Exercise details
Look through the data below. Show each line where the string "watermark" occurs.

Data for this task
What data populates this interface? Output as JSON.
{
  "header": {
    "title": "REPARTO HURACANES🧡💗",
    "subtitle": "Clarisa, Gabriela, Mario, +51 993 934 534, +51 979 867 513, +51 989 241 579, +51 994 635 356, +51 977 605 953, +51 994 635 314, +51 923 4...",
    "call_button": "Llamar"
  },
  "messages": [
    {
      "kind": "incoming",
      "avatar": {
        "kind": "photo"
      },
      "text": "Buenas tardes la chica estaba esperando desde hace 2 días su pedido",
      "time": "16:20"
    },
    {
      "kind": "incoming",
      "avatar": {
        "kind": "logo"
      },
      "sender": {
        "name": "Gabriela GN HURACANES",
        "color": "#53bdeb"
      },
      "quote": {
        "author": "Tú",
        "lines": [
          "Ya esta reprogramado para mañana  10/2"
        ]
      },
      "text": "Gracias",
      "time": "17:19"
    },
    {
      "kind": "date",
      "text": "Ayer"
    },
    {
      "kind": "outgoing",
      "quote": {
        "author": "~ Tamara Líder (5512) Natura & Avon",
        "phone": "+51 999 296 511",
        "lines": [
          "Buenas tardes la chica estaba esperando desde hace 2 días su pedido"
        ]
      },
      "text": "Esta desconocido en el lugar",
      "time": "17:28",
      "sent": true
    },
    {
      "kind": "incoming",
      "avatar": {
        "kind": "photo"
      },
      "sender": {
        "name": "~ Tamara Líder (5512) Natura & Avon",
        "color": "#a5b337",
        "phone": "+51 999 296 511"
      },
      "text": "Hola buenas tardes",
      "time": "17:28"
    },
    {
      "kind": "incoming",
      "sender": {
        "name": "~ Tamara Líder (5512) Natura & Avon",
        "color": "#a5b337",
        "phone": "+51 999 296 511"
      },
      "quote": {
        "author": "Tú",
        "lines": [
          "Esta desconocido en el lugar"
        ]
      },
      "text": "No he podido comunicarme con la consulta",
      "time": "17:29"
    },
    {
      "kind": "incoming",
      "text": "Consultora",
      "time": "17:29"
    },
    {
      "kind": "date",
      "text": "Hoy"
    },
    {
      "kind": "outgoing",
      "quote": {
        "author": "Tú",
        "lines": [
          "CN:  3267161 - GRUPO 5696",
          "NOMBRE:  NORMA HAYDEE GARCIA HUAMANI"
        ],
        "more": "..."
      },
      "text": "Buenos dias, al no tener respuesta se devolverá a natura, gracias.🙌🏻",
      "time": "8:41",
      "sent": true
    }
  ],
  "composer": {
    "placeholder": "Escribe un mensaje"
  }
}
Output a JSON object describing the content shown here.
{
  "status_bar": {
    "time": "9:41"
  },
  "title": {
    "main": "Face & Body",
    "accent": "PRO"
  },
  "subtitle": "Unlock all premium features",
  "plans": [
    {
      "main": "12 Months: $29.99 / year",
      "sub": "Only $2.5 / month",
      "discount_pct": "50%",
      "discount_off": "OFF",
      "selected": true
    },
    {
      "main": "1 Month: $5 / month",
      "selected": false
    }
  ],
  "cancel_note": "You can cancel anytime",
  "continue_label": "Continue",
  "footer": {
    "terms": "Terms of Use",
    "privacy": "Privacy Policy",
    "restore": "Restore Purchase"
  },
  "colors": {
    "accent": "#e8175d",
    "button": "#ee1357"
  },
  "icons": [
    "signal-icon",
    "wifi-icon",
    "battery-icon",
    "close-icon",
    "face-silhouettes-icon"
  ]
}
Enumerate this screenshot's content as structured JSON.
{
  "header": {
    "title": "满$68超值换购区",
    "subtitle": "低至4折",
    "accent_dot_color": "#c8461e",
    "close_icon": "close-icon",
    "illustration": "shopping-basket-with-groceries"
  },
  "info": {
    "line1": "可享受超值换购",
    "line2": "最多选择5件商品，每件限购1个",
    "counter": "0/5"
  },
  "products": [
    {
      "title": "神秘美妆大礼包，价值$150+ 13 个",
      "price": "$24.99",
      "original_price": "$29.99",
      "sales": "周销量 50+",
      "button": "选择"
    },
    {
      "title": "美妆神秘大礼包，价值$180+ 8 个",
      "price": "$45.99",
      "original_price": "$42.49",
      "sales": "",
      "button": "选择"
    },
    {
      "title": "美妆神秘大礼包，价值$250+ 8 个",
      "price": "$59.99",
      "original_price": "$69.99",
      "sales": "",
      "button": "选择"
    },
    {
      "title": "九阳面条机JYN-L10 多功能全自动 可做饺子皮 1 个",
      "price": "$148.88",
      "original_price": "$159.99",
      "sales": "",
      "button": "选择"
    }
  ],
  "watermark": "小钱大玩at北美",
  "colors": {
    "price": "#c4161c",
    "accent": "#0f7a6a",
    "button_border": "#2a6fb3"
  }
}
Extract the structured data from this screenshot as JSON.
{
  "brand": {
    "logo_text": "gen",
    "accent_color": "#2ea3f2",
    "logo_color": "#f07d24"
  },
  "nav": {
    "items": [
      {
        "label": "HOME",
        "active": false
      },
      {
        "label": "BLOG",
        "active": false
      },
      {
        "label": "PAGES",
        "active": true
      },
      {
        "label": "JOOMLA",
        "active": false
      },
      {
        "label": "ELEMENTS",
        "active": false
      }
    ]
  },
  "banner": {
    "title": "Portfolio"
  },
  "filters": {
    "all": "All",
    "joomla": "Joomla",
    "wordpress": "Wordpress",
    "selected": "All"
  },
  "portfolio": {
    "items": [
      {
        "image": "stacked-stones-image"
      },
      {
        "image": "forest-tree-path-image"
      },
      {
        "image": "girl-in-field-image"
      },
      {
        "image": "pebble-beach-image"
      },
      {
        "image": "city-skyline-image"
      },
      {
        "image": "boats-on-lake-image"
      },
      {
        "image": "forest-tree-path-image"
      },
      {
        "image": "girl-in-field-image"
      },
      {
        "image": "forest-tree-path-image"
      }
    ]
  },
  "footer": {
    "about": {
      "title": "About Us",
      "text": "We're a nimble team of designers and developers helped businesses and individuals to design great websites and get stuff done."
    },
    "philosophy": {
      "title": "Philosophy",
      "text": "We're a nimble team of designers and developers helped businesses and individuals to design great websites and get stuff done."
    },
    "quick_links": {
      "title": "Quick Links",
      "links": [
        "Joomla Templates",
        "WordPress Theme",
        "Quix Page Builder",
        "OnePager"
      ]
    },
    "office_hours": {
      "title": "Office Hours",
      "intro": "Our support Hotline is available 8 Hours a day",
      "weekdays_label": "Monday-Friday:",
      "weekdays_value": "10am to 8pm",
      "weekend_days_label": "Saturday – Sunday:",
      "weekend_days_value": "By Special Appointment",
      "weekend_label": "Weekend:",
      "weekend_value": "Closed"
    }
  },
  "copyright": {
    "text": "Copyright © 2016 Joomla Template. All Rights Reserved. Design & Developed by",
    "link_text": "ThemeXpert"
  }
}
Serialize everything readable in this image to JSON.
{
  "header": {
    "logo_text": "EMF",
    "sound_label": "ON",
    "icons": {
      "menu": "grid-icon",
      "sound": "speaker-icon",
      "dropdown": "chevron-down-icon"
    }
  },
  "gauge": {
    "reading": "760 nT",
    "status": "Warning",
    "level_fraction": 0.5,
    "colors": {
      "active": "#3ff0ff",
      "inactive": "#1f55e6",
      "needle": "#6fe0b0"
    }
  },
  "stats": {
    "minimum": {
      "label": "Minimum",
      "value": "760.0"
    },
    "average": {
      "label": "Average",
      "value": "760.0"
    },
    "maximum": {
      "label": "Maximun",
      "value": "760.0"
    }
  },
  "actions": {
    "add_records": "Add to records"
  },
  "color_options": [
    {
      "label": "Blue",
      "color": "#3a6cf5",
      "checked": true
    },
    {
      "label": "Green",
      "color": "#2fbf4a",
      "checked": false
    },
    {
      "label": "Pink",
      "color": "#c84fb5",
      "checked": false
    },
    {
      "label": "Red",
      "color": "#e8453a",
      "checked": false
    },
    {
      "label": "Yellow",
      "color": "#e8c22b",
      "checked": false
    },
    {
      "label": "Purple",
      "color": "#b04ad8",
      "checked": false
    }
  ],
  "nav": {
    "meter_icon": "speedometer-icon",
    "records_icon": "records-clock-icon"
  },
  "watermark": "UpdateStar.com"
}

Result
  "watermark": "小钱大玩at北美",
  "watermark": "UpdateStar.com"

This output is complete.